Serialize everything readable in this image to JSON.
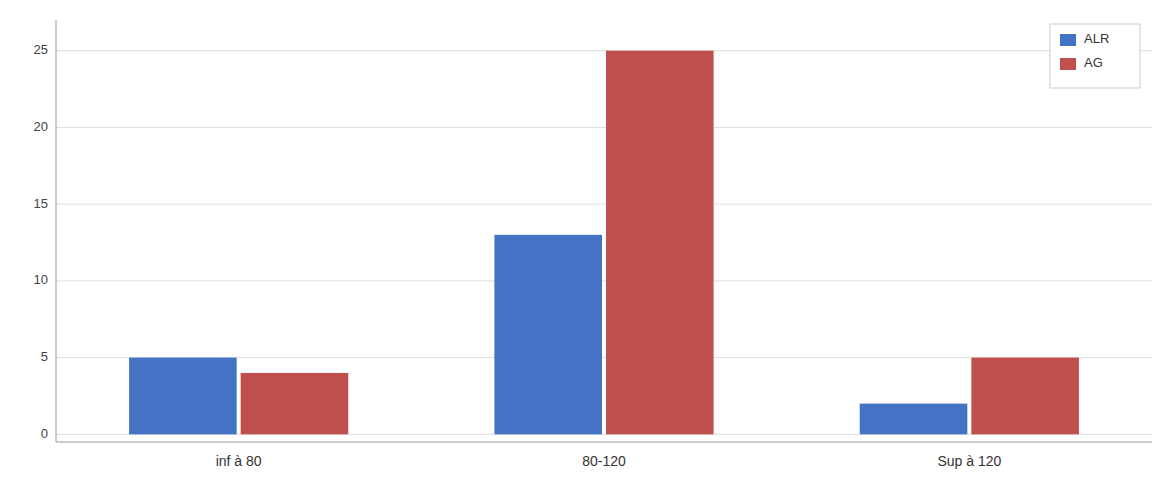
{
  "chart_data": {
    "type": "bar",
    "categories": [
      "inf à 80",
      "80-120",
      "Sup à 120"
    ],
    "series": [
      {
        "name": "ALR",
        "color": "#4472C4",
        "values": [
          5,
          13,
          2
        ]
      },
      {
        "name": "AG",
        "color": "#C0504D",
        "values": [
          4,
          25,
          5
        ]
      }
    ],
    "ylim": [
      -0.5,
      27
    ],
    "yticks": [
      0,
      5,
      10,
      15,
      20,
      25
    ],
    "grid": true,
    "legend": "upper right"
  }
}
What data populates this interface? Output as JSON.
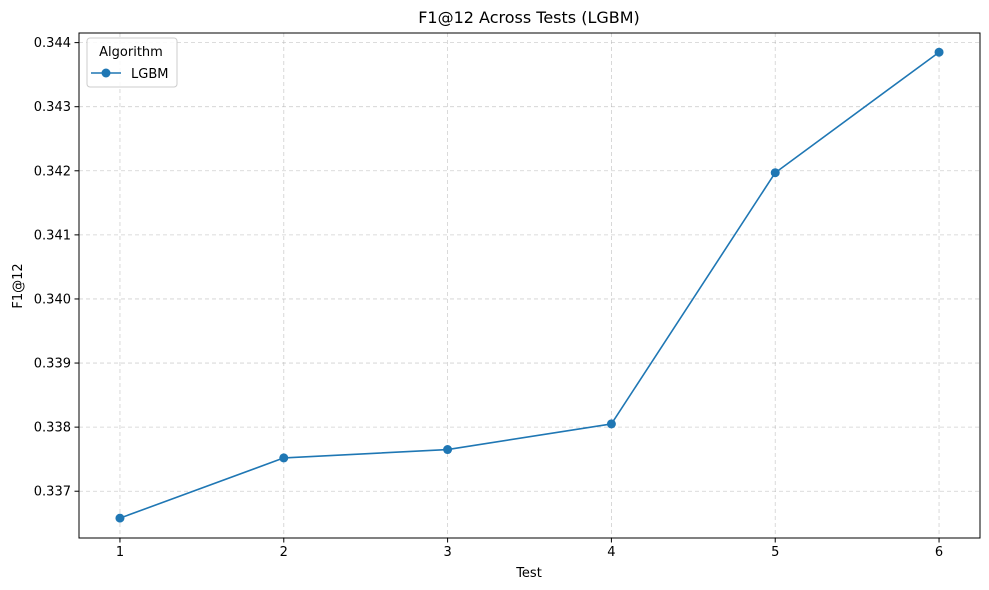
{
  "chart_data": {
    "type": "line",
    "title": "F1@12 Across Tests (LGBM)",
    "xlabel": "Test",
    "ylabel": "F1@12",
    "x": [
      1,
      2,
      3,
      4,
      5,
      6
    ],
    "series": [
      {
        "name": "LGBM",
        "color": "#1f77b4",
        "marker": "circle",
        "values": [
          0.33658,
          0.33752,
          0.33765,
          0.33805,
          0.34197,
          0.34385
        ]
      }
    ],
    "xlim": [
      0.75,
      6.25
    ],
    "ylim": [
      0.33627,
      0.34415
    ],
    "xticks": [
      1,
      2,
      3,
      4,
      5,
      6
    ],
    "xtick_labels": [
      "1",
      "2",
      "3",
      "4",
      "5",
      "6"
    ],
    "yticks": [
      0.337,
      0.338,
      0.339,
      0.34,
      0.341,
      0.342,
      0.343,
      0.344
    ],
    "ytick_labels": [
      "0.337",
      "0.338",
      "0.339",
      "0.340",
      "0.341",
      "0.342",
      "0.343",
      "0.344"
    ],
    "grid": true,
    "grid_style": "dashed",
    "legend": {
      "title": "Algorithm",
      "placement": "upper-left"
    }
  }
}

- **EXERCISE DIRECTIONS**
Every line of the data above should be quoted exactly. Omit the pictures.

- **EXERCISE RESPONSE**
Serialize everything readable in this image to JSON.
{
  "chart_data": {
    "type": "bar",
    "categories": [
      "inf à 80",
      "80-120",
      "Sup à 120"
    ],
    "series": [
      {
        "name": "ALR",
        "color": "#4472C4",
        "values": [
          5,
          13,
          2
        ]
      },
      {
        "name": "AG",
        "color": "#C0504D",
        "values": [
          4,
          25,
          5
        ]
      }
    ],
    "ylim": [
      -0.5,
      27
    ],
    "yticks": [
      0,
      5,
      10,
      15,
      20,
      25
    ],
    "grid": true,
    "legend": "upper right"
  }
}
What data populates this interface? Output as JSON.
{
  "chart_data": {
    "type": "line",
    "title": "F1@12 Across Tests (LGBM)",
    "xlabel": "Test",
    "ylabel": "F1@12",
    "x": [
      1,
      2,
      3,
      4,
      5,
      6
    ],
    "series": [
      {
        "name": "LGBM",
        "color": "#1f77b4",
        "marker": "circle",
        "values": [
          0.33658,
          0.33752,
          0.33765,
          0.33805,
          0.34197,
          0.34385
        ]
      }
    ],
    "xlim": [
      0.75,
      6.25
    ],
    "ylim": [
      0.33627,
      0.34415
    ],
    "xticks": [
      1,
      2,
      3,
      4,
      5,
      6
    ],
    "xtick_labels": [
      "1",
      "2",
      "3",
      "4",
      "5",
      "6"
    ],
    "yticks": [
      0.337,
      0.338,
      0.339,
      0.34,
      0.341,
      0.342,
      0.343,
      0.344
    ],
    "ytick_labels": [
      "0.337",
      "0.338",
      "0.339",
      "0.340",
      "0.341",
      "0.342",
      "0.343",
      "0.344"
    ],
    "grid": true,
    "grid_style": "dashed",
    "legend": {
      "title": "Algorithm",
      "placement": "upper-left"
    }
  }
}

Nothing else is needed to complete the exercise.